#### [INPUT ROWS]
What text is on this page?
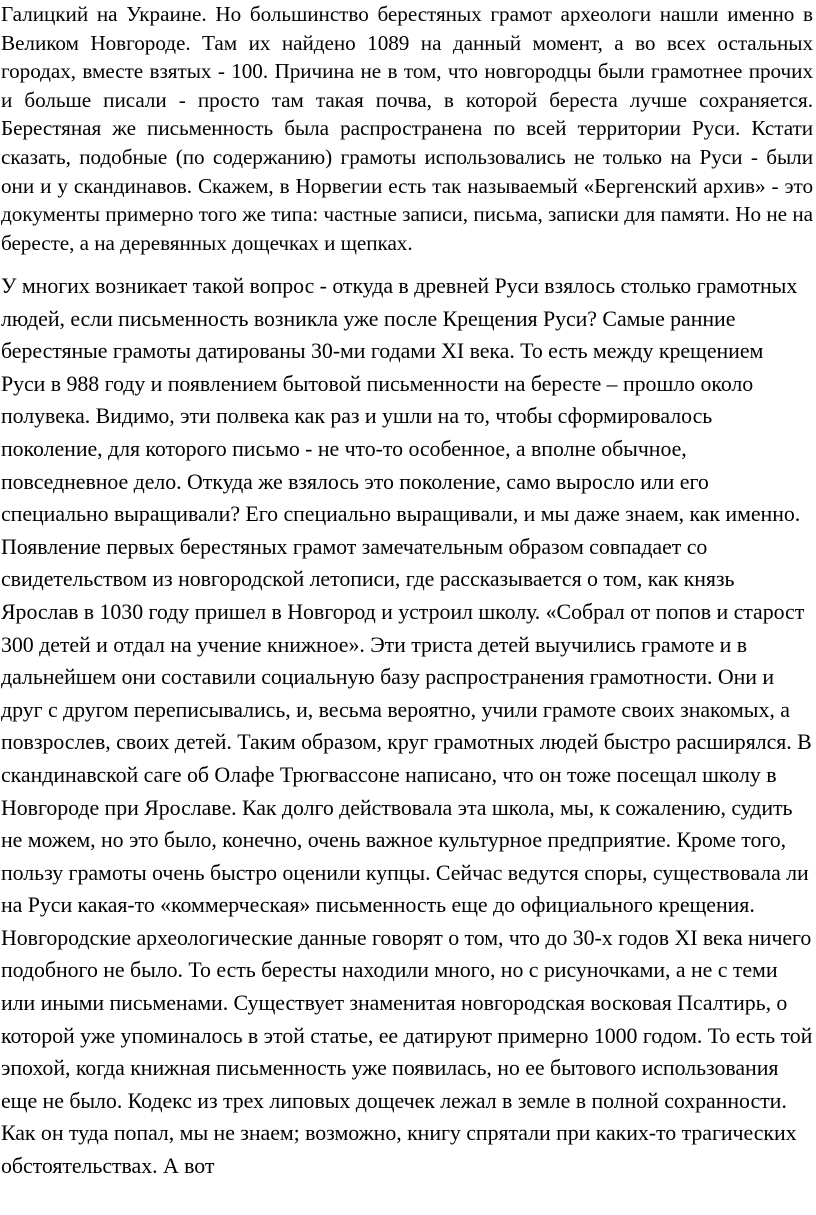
Галицкий на Украине. Но большинство берестяных грамот археологи нашли именно в Великом Новгороде. Там их найдено 1089 на данный момент, а во всех остальных городах, вместе взятых - 100. Причина не в том, что новгородцы были грамотнее прочих и больше писали - просто там такая почва, в которой береста лучше сохраняется. Берестяная же письменность была распространена по всей территории Руси. Кстати сказать, подобные (по содержанию) грамоты использовались не только на Руси - были они и у скандинавов. Скажем, в Норвегии есть так называемый «Бергенский архив» - это документы примерно того же типа: частные записи, письма, записки для памяти. Но не на бересте, а на деревянных дощечках и щепках.

У многих возникает такой вопрос - откуда в древней Руси взялось столько грамотных людей, если письменность возникла уже после Крещения Руси? Самые ранние берестяные грамоты датированы 30-ми годами XI века. То есть между крещением Руси в 988 году и появлением бытовой письменности на бересте – прошло около полувека. Видимо, эти полвека как раз и ушли на то, чтобы сформировалось поколение, для которого письмо - не что-то особенное, а вполне обычное, повседневное дело. Откуда же взялось это поколение, само выросло или его специально выращивали? Его специально выращивали, и мы даже знаем, как именно. Появление первых берестяных грамот замечательным образом совпадает со свидетельством из новгородской летописи, где рассказывается о том, как князь Ярослав в 1030 году пришел в Новгород и устроил школу. «Собрал от попов и старост 300 детей и отдал на учение книжное». Эти триста детей выучились грамоте и в дальнейшем они составили социальную базу распространения грамотности. Они и друг с другом переписывались, и, весьма вероятно, учили грамоте своих знакомых, а повзрослев, своих детей. Таким образом, круг грамотных людей быстро расширялся. В скандинавской саге об Олафе Трюгвассоне написано, что он тоже посещал школу в Новгороде при Ярославе. Как долго действовала эта школа, мы, к сожалению, судить не можем, но это было, конечно, очень важное культурное предприятие. Кроме того, пользу грамоты очень быстро оценили купцы. Сейчас ведутся споры, существовала ли на Руси какая-то «коммерческая» письменность еще до официального крещения. Новгородские археологические данные говорят о том, что до 30-х годов XI века ничего подобного не было. То есть бересты находили много, но с рисуночками, а не с теми или иными письменами. Существует знаменитая новгородская восковая Псалтирь, о которой уже упоминалось в этой статье, ее датируют примерно 1000 годом. То есть той эпохой, когда книжная письменность уже появилась, но ее бытового использования еще не было. Кодекс из трех липовых дощечек лежал в земле в полной сохранности. Как он туда попал, мы не знаем; возможно, книгу спрятали при каких-то трагических обстоятельствах. А вот
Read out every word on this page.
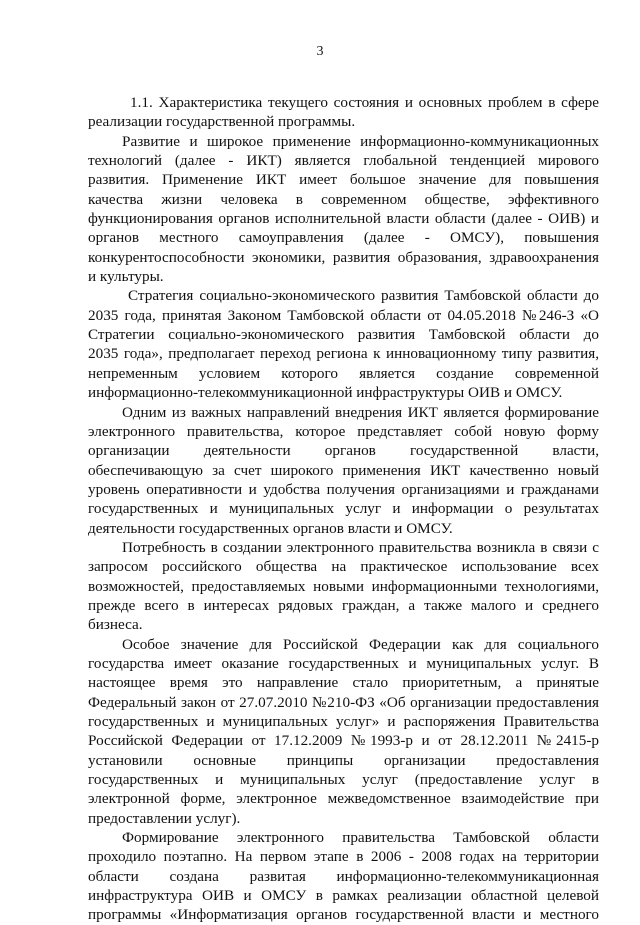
3
1.1. Характеристика текущего состояния и основных проблем в сфере
реализации государственной программы.
Развитие и широкое применение информационно-коммуникационных
технологий (далее - ИКТ) является глобальной тенденцией мирового
развития. Применение ИКТ имеет большое значение для повышения
качества жизни человека в современном обществе, эффективного
функционирования органов исполнительной власти области (далее - ОИВ) и
органов местного самоуправления (далее - ОМСУ), повышения
конкурентоспособности экономики, развития образования, здравоохранения
и культуры.
Стратегия социально-экономического развития Тамбовской области до
2035 года, принятая Законом Тамбовской области от 04.05.2018 №246-З «О
Стратегии социально-экономического развития Тамбовской области до
2035 года», предполагает переход региона к инновационному типу развития,
непременным условием которого является создание современной
информационно-телекоммуникационной инфраструктуры ОИВ и ОМСУ.
Одним из важных направлений внедрения ИКТ является формирование
электронного правительства, которое представляет собой новую форму
организации деятельности органов государственной власти,
обеспечивающую за счет широкого применения ИКТ качественно новый
уровень оперативности и удобства получения организациями и гражданами
государственных и муниципальных услуг и информации о результатах
деятельности государственных органов власти и ОМСУ.
Потребность в создании электронного правительства возникла в связи с
запросом российского общества на практическое использование всех
возможностей, предоставляемых новыми информационными технологиями,
прежде всего в интересах рядовых граждан, а также малого и среднего
бизнеса.
Особое значение для Российской Федерации как для социального
государства имеет оказание государственных и муниципальных услуг. В
настоящее время это направление стало приоритетным, а принятые
Федеральный закон от 27.07.2010 №210-ФЗ «Об организации предоставления
государственных и муниципальных услуг» и распоряжения Правительства
Российской Федерации от 17.12.2009 №1993-р и от 28.12.2011 №2415-р
установили основные принципы организации предоставления
государственных и муниципальных услуг (предоставление услуг в
электронной форме, электронное межведомственное взаимодействие при
предоставлении услуг).
Формирование электронного правительства Тамбовской области
проходило поэтапно. На первом этапе в 2006 - 2008 годах на территории
области создана развитая информационно-телекоммуникационная
инфраструктура ОИВ и ОМСУ в рамках реализации областной целевой
программы «Информатизация органов государственной власти и местного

#### [PROBLEM STATEMENT]
Say how many lines of the data hold the string "местного". Reply with the number alone.

#### [WORKED SOLUTION]
2